DOCUMENT PASSAGE =
####

I always like the analogies. And the story of Mona Lisa always reminds me the journey of our Technology -led transformation. Digital Transformation is not new. Technology functions existed for many years. But most of the IT functions were siloed, seen as a business support function rather than business enabler or driver. Technology was “beautiful” but not “realistic” to drive the business forward. IT played a defence position rather than an offence position in the business strategy game. Innovation era missed this critical connection.
Digital Transformation or Innovation functions brought the required “perspective” into the mix. We started to look deeper to understand what a business innovation is. We started to look beyond Technology feasibility to also incorporate the business viability and human desirability. We began to ask the question: Is it desirable to users to understand human element. Is it viable to the business to understand the business element. Is it feasible technologically to understand technology element. And we concluded that if the answer to any of these questions is “no”; then the idea cannot be considered a business innovation, regardless how novel the idea is. We started to bring Technology and Business together. We understand that the sole objective of Technology is to advance the business in a strategically significant way, as such, to achieve some larger set of strategic goals. We don’t believe any more that the reverse can hold true. Technology functions cannot be separated from Business. Renewing and reinventing the business thru technology is the only way for Strategic relevancy and Business resiliency.

####

DATASET EXCERPTS =
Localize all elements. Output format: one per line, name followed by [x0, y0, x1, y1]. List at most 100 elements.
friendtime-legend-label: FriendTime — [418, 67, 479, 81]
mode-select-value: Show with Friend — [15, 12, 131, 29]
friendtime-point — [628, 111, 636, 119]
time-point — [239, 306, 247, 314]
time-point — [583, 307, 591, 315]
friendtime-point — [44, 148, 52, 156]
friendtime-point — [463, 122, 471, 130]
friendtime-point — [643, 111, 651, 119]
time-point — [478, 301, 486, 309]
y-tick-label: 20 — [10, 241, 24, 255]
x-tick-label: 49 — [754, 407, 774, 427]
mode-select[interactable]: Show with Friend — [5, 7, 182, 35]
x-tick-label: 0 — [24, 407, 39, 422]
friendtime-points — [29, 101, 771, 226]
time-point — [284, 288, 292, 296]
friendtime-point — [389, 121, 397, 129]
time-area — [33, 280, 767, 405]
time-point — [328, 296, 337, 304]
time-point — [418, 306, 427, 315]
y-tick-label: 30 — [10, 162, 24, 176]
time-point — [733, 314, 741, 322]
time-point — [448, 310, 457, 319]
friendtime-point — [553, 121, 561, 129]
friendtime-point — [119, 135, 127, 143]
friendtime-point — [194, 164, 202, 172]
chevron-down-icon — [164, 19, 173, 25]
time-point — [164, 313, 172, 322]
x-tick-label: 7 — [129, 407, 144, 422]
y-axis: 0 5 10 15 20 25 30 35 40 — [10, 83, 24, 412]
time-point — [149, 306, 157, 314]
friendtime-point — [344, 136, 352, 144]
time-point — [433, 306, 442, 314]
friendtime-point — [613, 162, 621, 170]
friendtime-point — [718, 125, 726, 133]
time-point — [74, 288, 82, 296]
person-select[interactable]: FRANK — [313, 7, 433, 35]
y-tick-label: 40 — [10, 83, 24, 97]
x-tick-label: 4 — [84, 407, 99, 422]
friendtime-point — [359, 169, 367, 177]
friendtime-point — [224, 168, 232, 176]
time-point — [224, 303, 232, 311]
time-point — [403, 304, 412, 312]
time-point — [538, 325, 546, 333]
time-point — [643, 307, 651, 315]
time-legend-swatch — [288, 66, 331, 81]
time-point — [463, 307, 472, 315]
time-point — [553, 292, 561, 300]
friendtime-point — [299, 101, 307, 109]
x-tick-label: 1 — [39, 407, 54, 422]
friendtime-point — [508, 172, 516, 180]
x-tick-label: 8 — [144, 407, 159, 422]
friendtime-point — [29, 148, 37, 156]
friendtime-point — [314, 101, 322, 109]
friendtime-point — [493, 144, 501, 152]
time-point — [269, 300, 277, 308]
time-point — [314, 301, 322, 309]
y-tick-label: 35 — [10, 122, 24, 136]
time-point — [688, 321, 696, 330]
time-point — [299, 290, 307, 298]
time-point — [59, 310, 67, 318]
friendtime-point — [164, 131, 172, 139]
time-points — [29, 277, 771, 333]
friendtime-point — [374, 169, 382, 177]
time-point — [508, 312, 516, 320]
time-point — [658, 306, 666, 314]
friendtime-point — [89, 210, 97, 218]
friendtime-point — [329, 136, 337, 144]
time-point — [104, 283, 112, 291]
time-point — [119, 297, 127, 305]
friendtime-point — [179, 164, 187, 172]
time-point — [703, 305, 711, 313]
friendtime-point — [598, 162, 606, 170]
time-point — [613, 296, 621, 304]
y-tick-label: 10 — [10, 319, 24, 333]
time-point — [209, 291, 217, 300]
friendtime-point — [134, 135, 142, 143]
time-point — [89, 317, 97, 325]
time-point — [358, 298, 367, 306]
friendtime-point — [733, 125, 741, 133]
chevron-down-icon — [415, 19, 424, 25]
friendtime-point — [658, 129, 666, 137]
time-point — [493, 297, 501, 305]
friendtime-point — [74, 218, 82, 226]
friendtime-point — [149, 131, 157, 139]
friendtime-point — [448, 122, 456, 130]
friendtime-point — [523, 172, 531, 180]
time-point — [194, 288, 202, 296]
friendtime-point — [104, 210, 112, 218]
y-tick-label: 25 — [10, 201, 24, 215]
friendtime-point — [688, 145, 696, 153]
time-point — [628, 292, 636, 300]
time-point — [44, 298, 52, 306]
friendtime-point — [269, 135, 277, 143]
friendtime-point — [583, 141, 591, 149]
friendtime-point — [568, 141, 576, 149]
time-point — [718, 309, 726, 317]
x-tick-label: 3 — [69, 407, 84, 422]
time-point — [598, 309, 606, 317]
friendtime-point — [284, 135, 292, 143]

####

YOUR ASSIGNMENT = Continue the passage on technology-led digital transformation from its last sentence, keeping its voice and line of argument.

RESPONSE BELOW =
Is there something missing? Maybe. What would be the “sfumato” of Technology-led transformation?
The blurring lines of various advancements in technology, business functions like marketing and sales, biology, physics, and sociocultural changes... From technology perspective, it might be Combinatorial Innovation- the use of multiple technology functions, rather than a single technology stack, and creating new business capabilities by intelligently and creatively integrating them: The objective is simple: to gain business advantage using multiple emerging technologies and to integrate them to solve business problems in an agile way.
The current great wave encompasses artificial intelligence, synthetic biology, nanotechnologies, and quantum computing, among other advanced technologies. But even more significant are the convergences of technologies and of approaches that will accelerate and redefine innovation for decades to come. Deep Tech ventures- the way BCG calls them out- develop brand-new technologies because no existing technology fully solves the problem at hand. They bring together multiple talents (including scientists, engineers, and entrepreneurs) to solve a problem. They live at the convergence of Advanced science, Design and Engineering. Lines are blurring. Integration of technology and business was the first step, but the exponential and combinatorial changes across science, technology, business requires us to think differently.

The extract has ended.